> [What you will do]:
Starting with the first of the lines below and going on through the line with "y-axis-label: y/cm (362, 656, 393, 671)", format each one as a row of a Markdown table under the columns Row and Line, numbering the rows in order and leaving out any blank lines.

> [Material]:
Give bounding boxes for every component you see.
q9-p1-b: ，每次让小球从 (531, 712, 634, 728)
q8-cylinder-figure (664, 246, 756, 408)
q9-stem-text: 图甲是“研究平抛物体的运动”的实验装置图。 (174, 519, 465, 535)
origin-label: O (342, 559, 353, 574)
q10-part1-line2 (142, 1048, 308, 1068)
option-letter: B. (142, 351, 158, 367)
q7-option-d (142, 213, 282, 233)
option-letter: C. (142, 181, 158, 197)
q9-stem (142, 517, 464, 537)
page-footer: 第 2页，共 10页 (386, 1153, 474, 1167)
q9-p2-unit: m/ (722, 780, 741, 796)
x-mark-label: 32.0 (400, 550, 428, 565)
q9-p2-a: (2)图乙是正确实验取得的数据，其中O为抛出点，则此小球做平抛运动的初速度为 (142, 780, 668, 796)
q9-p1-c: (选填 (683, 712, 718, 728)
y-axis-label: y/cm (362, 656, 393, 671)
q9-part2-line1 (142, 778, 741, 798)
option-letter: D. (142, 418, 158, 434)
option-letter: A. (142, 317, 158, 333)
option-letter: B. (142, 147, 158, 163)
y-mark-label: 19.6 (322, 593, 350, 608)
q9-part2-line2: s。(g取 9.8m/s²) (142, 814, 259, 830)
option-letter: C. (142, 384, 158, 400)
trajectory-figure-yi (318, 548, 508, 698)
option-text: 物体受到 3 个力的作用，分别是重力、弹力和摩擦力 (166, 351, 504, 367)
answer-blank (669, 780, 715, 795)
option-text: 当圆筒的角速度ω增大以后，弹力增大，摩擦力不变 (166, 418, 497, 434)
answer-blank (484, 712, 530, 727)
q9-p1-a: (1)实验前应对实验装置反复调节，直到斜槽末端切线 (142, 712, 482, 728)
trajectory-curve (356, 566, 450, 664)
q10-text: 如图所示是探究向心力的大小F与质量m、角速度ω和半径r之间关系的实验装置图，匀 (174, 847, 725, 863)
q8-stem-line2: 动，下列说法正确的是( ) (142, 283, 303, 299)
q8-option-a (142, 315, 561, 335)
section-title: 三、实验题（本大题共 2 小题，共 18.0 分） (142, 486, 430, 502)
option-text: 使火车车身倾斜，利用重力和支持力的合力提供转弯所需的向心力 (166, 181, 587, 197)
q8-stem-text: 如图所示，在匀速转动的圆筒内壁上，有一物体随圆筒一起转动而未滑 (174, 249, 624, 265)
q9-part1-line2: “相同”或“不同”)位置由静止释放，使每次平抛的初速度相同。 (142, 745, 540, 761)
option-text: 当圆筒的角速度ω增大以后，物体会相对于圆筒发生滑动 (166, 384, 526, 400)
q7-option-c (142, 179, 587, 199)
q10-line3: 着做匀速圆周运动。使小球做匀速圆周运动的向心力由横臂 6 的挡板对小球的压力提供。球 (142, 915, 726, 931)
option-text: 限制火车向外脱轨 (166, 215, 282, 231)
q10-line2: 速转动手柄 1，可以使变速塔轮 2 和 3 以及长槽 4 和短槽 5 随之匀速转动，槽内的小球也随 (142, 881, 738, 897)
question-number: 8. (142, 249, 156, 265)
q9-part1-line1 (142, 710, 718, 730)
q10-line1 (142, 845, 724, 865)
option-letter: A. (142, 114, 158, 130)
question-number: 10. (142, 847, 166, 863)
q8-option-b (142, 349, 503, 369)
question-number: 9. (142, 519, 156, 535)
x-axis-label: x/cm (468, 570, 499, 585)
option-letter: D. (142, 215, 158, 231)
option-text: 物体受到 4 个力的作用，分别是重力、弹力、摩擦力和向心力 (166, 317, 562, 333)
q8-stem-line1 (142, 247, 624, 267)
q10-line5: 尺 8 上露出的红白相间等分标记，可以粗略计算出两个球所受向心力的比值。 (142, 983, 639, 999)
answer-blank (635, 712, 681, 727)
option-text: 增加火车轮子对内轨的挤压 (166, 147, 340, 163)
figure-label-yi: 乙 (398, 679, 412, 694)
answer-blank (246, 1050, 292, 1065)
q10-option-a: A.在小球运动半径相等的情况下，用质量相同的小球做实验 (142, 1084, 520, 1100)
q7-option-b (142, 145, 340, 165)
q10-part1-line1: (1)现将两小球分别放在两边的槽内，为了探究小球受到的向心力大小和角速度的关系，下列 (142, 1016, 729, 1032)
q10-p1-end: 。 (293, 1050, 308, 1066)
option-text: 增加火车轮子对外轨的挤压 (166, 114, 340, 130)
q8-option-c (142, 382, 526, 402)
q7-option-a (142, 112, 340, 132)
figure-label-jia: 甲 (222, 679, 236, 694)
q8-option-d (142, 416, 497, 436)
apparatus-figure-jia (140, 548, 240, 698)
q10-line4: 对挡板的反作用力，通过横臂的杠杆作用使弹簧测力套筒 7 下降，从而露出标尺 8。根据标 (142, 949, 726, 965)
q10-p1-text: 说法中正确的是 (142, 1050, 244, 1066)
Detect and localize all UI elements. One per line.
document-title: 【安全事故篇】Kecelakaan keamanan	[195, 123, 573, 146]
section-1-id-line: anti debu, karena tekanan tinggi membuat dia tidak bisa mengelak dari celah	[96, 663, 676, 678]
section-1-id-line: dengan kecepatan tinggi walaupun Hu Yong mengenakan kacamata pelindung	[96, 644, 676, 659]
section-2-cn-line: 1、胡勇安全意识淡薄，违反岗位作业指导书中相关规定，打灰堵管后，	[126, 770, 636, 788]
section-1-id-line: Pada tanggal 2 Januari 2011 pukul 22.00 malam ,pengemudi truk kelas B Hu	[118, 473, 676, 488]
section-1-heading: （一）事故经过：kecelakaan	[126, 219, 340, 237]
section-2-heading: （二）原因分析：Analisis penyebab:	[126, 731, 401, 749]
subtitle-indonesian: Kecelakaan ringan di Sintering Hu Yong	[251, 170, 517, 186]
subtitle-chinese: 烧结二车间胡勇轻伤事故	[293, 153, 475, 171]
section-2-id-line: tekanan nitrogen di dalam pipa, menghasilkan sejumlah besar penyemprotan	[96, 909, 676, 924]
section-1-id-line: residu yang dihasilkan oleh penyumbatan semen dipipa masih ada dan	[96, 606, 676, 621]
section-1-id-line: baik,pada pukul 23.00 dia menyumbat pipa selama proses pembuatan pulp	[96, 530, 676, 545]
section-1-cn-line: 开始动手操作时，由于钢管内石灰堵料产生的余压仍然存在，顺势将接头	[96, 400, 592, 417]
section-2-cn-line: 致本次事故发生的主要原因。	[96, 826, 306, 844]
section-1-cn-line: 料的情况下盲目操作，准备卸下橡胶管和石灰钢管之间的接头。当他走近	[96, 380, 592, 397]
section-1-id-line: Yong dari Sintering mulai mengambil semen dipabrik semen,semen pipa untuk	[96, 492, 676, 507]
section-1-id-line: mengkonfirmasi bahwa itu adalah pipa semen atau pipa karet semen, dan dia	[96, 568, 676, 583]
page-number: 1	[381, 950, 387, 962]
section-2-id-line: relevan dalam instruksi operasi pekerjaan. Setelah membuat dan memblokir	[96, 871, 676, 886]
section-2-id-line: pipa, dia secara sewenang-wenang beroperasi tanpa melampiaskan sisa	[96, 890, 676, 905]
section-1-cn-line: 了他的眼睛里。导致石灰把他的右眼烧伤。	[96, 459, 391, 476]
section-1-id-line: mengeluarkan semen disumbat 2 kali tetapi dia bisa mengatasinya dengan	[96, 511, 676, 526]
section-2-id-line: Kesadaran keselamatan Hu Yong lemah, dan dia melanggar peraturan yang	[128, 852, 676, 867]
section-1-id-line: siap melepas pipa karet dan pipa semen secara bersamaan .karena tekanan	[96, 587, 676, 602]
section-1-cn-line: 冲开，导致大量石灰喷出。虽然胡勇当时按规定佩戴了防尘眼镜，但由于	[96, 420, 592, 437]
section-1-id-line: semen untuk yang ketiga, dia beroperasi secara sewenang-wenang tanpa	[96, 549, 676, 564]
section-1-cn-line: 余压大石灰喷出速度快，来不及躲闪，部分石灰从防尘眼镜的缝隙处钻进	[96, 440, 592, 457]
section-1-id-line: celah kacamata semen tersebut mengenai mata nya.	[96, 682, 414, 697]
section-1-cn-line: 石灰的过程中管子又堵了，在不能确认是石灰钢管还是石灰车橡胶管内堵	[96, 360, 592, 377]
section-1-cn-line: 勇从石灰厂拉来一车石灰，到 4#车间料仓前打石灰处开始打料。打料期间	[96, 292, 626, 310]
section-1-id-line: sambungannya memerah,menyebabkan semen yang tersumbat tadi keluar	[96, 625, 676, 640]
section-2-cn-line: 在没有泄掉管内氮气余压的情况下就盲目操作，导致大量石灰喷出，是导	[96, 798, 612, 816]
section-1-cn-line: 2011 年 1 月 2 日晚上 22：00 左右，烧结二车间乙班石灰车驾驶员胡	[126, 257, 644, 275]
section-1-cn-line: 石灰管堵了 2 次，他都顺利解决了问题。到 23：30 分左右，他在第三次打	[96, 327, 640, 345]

> [Completed task]:
| Row | Line |
|---|---|
| 1 | Give bounding boxes for every component you see. |
| 2 | q9-p1-b: ，每次让小球从 (531, 712, 634, 728) |
| 3 | q8-cylinder-figure (664, 246, 756, 408) |
| 4 | q9-stem-text: 图甲是“研究平抛物体的运动”的实验装置图。 (174, 519, 465, 535) |
| 5 | origin-label: O (342, 559, 353, 574) |
| 6 | q10-part1-line2 (142, 1048, 308, 1068) |
| 7 | option-letter: B. (142, 351, 158, 367) |
| 8 | q7-option-d (142, 213, 282, 233) |
| 9 | option-letter: C. (142, 181, 158, 197) |
| 10 | q9-stem (142, 517, 464, 537) |
| 11 | page-footer: 第 2页，共 10页 (386, 1153, 474, 1167) |
| 12 | q9-p2-unit: m/ (722, 780, 741, 796) |
| 13 | x-mark-label: 32.0 (400, 550, 428, 565) |
| 14 | q9-p2-a: (2)图乙是正确实验取得的数据，其中O为抛出点，则此小球做平抛运动的初速度为 (142, 780, 668, 796) |
| 15 | q9-p1-c: (选填 (683, 712, 718, 728) |
| 16 | y-axis-label: y/cm (362, 656, 393, 671) |